(Dataset records)

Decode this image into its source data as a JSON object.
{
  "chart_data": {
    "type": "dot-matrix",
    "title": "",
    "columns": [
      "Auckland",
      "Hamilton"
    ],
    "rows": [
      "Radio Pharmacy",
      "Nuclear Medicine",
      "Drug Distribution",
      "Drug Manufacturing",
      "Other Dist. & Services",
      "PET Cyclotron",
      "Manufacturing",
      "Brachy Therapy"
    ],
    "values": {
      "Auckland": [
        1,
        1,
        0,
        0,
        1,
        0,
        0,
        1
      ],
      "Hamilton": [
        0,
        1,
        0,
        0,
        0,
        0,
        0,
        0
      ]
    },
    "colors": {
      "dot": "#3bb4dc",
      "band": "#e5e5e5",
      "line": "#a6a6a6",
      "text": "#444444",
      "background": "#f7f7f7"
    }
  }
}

◆ **WHAT IS REQUIRED**
From the records above, extract every line exactly as it stands.

◆ **REPLY TO THE EXERCISE**
Decode this image into its source data as a JSON object.
{
  "chart_data": {
    "type": "dot-matrix",
    "title": "",
    "columns": [
      "Auckland",
      "Hamilton"
    ],
    "rows": [
      "Radio Pharmacy",
      "Nuclear Medicine",
      "Drug Distribution",
      "Drug Manufacturing",
      "Other Dist. & Services",
      "PET Cyclotron",
      "Manufacturing",
      "Brachy Therapy"
    ],
    "values": {
      "Auckland": [
        1,
        1,
        0,
        0,
        1,
        0,
        0,
        1
      ],
      "Hamilton": [
        0,
        1,
        0,
        0,
        0,
        0,
        0,
        0
      ]
    },
    "colors": {
      "dot": "#3bb4dc",
      "band": "#e5e5e5",
      "line": "#a6a6a6",
      "text": "#444444",
      "background": "#f7f7f7"
    }
  }
}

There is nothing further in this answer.